== DATASET ENTRIES

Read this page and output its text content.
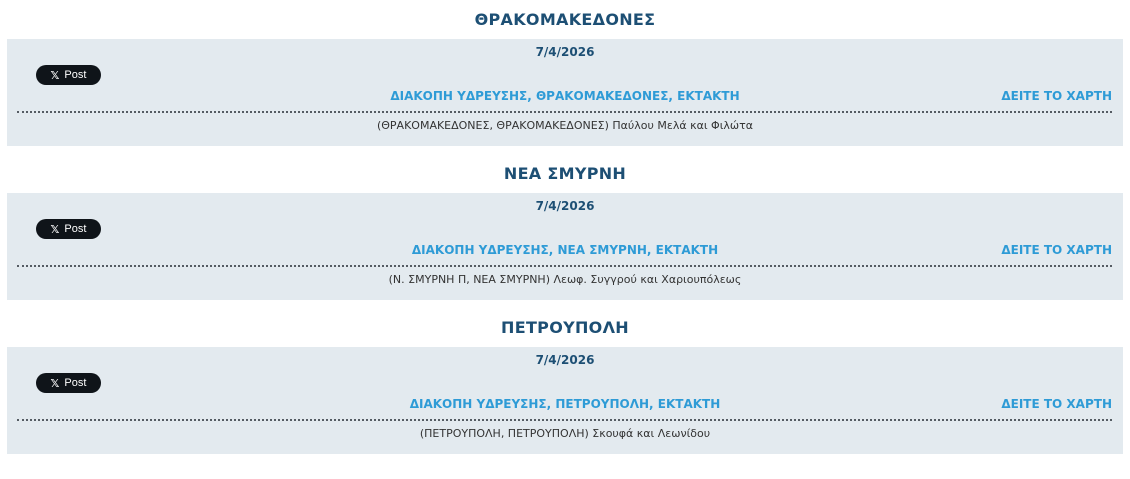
ΘΡΑΚΟΜΑΚΕΔΟΝΕΣ
7/4/2026
𝕏 Post
ΔΙΑΚΟΠΗ ΥΔΡΕΥΣΗΣ, ΘΡΑΚΟΜΑΚΕΔΟΝΕΣ, ΕΚΤΑΚΤΗ	ΔΕΙΤΕ ΤΟ ΧΑΡΤΗ
(ΘΡΑΚΟΜΑΚΕΔΟΝΕΣ, ΘΡΑΚΟΜΑΚΕΔΟΝΕΣ) Παύλου Μελά και Φιλώτα
ΝΕΑ ΣΜΥΡΝΗ
7/4/2026
𝕏 Post
ΔΙΑΚΟΠΗ ΥΔΡΕΥΣΗΣ, ΝΕΑ ΣΜΥΡΝΗ, ΕΚΤΑΚΤΗ	ΔΕΙΤΕ ΤΟ ΧΑΡΤΗ
(Ν. ΣΜΥΡΝΗ Π, ΝΕΑ ΣΜΥΡΝΗ) Λεωφ. Συγγρού και Χαριουπόλεως
ΠΕΤΡΟΥΠΟΛΗ
7/4/2026
𝕏 Post
ΔΙΑΚΟΠΗ ΥΔΡΕΥΣΗΣ, ΠΕΤΡΟΥΠΟΛΗ, ΕΚΤΑΚΤΗ	ΔΕΙΤΕ ΤΟ ΧΑΡΤΗ
(ΠΕΤΡΟΥΠΟΛΗ, ΠΕΤΡΟΥΠΟΛΗ) Σκουφά και Λεωνίδου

====

▶ _WHAT THIS TASK INVOLVES_
Transcribe the material exactly, keeping every word and none of the pictures.

▶ _SOLUTION FOR THIS TASK_
Read this page and output its text content.
ΘΡΑΚΟΜΑΚΕΔΟΝΕΣ
7/4/2026
𝕏 Post
ΔΙΑΚΟΠΗ ΥΔΡΕΥΣΗΣ, ΘΡΑΚΟΜΑΚΕΔΟΝΕΣ, ΕΚΤΑΚΤΗ	ΔΕΙΤΕ ΤΟ ΧΑΡΤΗ
(ΘΡΑΚΟΜΑΚΕΔΟΝΕΣ, ΘΡΑΚΟΜΑΚΕΔΟΝΕΣ) Παύλου Μελά και Φιλώτα
ΝΕΑ ΣΜΥΡΝΗ
7/4/2026
𝕏 Post
ΔΙΑΚΟΠΗ ΥΔΡΕΥΣΗΣ, ΝΕΑ ΣΜΥΡΝΗ, ΕΚΤΑΚΤΗ	ΔΕΙΤΕ ΤΟ ΧΑΡΤΗ
(Ν. ΣΜΥΡΝΗ Π, ΝΕΑ ΣΜΥΡΝΗ) Λεωφ. Συγγρού και Χαριουπόλεως
ΠΕΤΡΟΥΠΟΛΗ
7/4/2026
𝕏 Post
ΔΙΑΚΟΠΗ ΥΔΡΕΥΣΗΣ, ΠΕΤΡΟΥΠΟΛΗ, ΕΚΤΑΚΤΗ	ΔΕΙΤΕ ΤΟ ΧΑΡΤΗ
(ΠΕΤΡΟΥΠΟΛΗ, ΠΕΤΡΟΥΠΟΛΗ) Σκουφά και Λεωνίδου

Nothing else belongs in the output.